• _EXERCISE BRIEF_
Write out the records that appear below, verbatim and complete, but without pictures.

═══

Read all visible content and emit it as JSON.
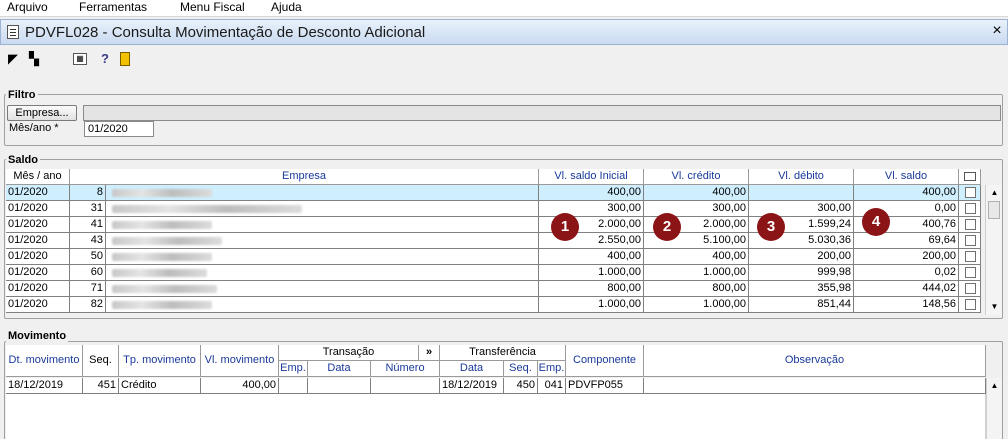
{
  "menu": [
    "Arquivo",
    "Ferramentas",
    "Menu Fiscal",
    "Ajuda"
  ],
  "window": {
    "title": "PDVFL028 - Consulta Movimentação de Desconto Adicional",
    "close_label": "×"
  },
  "filtro": {
    "label": "Filtro",
    "empresa_button": "Empresa...",
    "empresa_value": "",
    "mes_ano_label": "Mês/ano *",
    "mes_ano_value": "01/2020"
  },
  "saldo": {
    "label": "Saldo",
    "columns": [
      "Mês / ano",
      "Empresa",
      "Vl. saldo Inicial",
      "Vl. crédito",
      "Vl. débito",
      "Vl. saldo"
    ],
    "rows": [
      {
        "mes": "01/2020",
        "emp": "8",
        "saldo_inicial": "400,00",
        "credito": "400,00",
        "debito": "",
        "saldo": "400,00"
      },
      {
        "mes": "01/2020",
        "emp": "31",
        "saldo_inicial": "300,00",
        "credito": "300,00",
        "debito": "300,00",
        "saldo": "0,00"
      },
      {
        "mes": "01/2020",
        "emp": "41",
        "saldo_inicial": "2.000,00",
        "credito": "2.000,00",
        "debito": "1.599,24",
        "saldo": "400,76"
      },
      {
        "mes": "01/2020",
        "emp": "43",
        "saldo_inicial": "2.550,00",
        "credito": "5.100,00",
        "debito": "5.030,36",
        "saldo": "69,64"
      },
      {
        "mes": "01/2020",
        "emp": "50",
        "saldo_inicial": "400,00",
        "credito": "400,00",
        "debito": "200,00",
        "saldo": "200,00"
      },
      {
        "mes": "01/2020",
        "emp": "60",
        "saldo_inicial": "1.000,00",
        "credito": "1.000,00",
        "debito": "999,98",
        "saldo": "0,02"
      },
      {
        "mes": "01/2020",
        "emp": "71",
        "saldo_inicial": "800,00",
        "credito": "800,00",
        "debito": "355,98",
        "saldo": "444,02"
      },
      {
        "mes": "01/2020",
        "emp": "82",
        "saldo_inicial": "1.000,00",
        "credito": "1.000,00",
        "debito": "851,44",
        "saldo": "148,56"
      }
    ],
    "badges": [
      "1",
      "2",
      "3",
      "4"
    ]
  },
  "movimento": {
    "label": "Movimento",
    "headers": {
      "dt": "Dt. movimento",
      "seq": "Seq.",
      "tp": "Tp. movimento",
      "vl": "Vl. movimento",
      "transacao": "Transação",
      "expand": "»",
      "transferencia": "Transferência",
      "componente": "Componente",
      "observacao": "Observação",
      "emp": "Emp.",
      "data": "Data",
      "numero": "Número",
      "t_data": "Data",
      "t_seq": "Seq.",
      "t_emp": "Emp."
    },
    "row": {
      "dt": "18/12/2019",
      "seq": "451",
      "tp": "Crédito",
      "vl": "400,00",
      "emp": "",
      "data": "",
      "numero": "",
      "t_data": "18/12/2019",
      "t_seq": "450",
      "t_emp": "041",
      "componente": "PDVFP055",
      "observacao": ""
    }
  }
}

═══

• _EXPECTED ANSWER_
Read all visible content and emit it as JSON.
{
  "menu": [
    "Arquivo",
    "Ferramentas",
    "Menu Fiscal",
    "Ajuda"
  ],
  "window": {
    "title": "PDVFL028 - Consulta Movimentação de Desconto Adicional",
    "close_label": "×"
  },
  "filtro": {
    "label": "Filtro",
    "empresa_button": "Empresa...",
    "empresa_value": "",
    "mes_ano_label": "Mês/ano *",
    "mes_ano_value": "01/2020"
  },
  "saldo": {
    "label": "Saldo",
    "columns": [
      "Mês / ano",
      "Empresa",
      "Vl. saldo Inicial",
      "Vl. crédito",
      "Vl. débito",
      "Vl. saldo"
    ],
    "rows": [
      {
        "mes": "01/2020",
        "emp": "8",
        "saldo_inicial": "400,00",
        "credito": "400,00",
        "debito": "",
        "saldo": "400,00"
      },
      {
        "mes": "01/2020",
        "emp": "31",
        "saldo_inicial": "300,00",
        "credito": "300,00",
        "debito": "300,00",
        "saldo": "0,00"
      },
      {
        "mes": "01/2020",
        "emp": "41",
        "saldo_inicial": "2.000,00",
        "credito": "2.000,00",
        "debito": "1.599,24",
        "saldo": "400,76"
      },
      {
        "mes": "01/2020",
        "emp": "43",
        "saldo_inicial": "2.550,00",
        "credito": "5.100,00",
        "debito": "5.030,36",
        "saldo": "69,64"
      },
      {
        "mes": "01/2020",
        "emp": "50",
        "saldo_inicial": "400,00",
        "credito": "400,00",
        "debito": "200,00",
        "saldo": "200,00"
      },
      {
        "mes": "01/2020",
        "emp": "60",
        "saldo_inicial": "1.000,00",
        "credito": "1.000,00",
        "debito": "999,98",
        "saldo": "0,02"
      },
      {
        "mes": "01/2020",
        "emp": "71",
        "saldo_inicial": "800,00",
        "credito": "800,00",
        "debito": "355,98",
        "saldo": "444,02"
      },
      {
        "mes": "01/2020",
        "emp": "82",
        "saldo_inicial": "1.000,00",
        "credito": "1.000,00",
        "debito": "851,44",
        "saldo": "148,56"
      }
    ],
    "badges": [
      "1",
      "2",
      "3",
      "4"
    ]
  },
  "movimento": {
    "label": "Movimento",
    "headers": {
      "dt": "Dt. movimento",
      "seq": "Seq.",
      "tp": "Tp. movimento",
      "vl": "Vl. movimento",
      "transacao": "Transação",
      "expand": "»",
      "transferencia": "Transferência",
      "componente": "Componente",
      "observacao": "Observação",
      "emp": "Emp.",
      "data": "Data",
      "numero": "Número",
      "t_data": "Data",
      "t_seq": "Seq.",
      "t_emp": "Emp."
    },
    "row": {
      "dt": "18/12/2019",
      "seq": "451",
      "tp": "Crédito",
      "vl": "400,00",
      "emp": "",
      "data": "",
      "numero": "",
      "t_data": "18/12/2019",
      "t_seq": "450",
      "t_emp": "041",
      "componente": "PDVFP055",
      "observacao": ""
    }
  }
}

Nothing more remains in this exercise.